§ Work required: Copy each line below in which the string "label" occurs.

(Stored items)
(begin)
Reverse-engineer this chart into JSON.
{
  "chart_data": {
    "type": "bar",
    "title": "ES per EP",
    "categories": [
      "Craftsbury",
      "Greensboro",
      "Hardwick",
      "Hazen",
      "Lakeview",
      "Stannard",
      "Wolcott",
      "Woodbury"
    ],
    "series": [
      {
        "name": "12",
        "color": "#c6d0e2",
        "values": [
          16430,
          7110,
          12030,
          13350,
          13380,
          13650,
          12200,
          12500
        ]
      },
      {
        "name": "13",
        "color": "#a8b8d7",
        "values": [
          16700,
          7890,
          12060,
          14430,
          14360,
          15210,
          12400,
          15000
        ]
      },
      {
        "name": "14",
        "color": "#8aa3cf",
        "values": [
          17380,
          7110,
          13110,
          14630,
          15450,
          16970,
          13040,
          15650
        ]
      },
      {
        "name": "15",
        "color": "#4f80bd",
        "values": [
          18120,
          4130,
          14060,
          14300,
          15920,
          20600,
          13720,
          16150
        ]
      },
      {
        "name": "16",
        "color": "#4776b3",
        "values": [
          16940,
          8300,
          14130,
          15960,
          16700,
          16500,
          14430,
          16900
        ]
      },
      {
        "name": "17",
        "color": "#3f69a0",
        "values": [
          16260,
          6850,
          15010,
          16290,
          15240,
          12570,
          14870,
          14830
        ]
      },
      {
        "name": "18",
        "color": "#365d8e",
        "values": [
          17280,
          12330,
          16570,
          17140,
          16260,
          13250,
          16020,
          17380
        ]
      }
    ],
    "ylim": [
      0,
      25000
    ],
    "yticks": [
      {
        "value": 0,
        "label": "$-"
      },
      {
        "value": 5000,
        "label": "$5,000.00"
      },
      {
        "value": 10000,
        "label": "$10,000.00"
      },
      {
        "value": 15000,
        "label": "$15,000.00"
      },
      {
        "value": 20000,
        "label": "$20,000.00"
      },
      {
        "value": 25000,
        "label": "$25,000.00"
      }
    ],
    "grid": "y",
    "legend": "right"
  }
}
(end)
§ Answer to the task:
        "label": "$-"
        "label": "$5,000.00"
        "label": "$10,000.00"
        "label": "$15,000.00"
        "label": "$20,000.00"
        "label": "$25,000.00"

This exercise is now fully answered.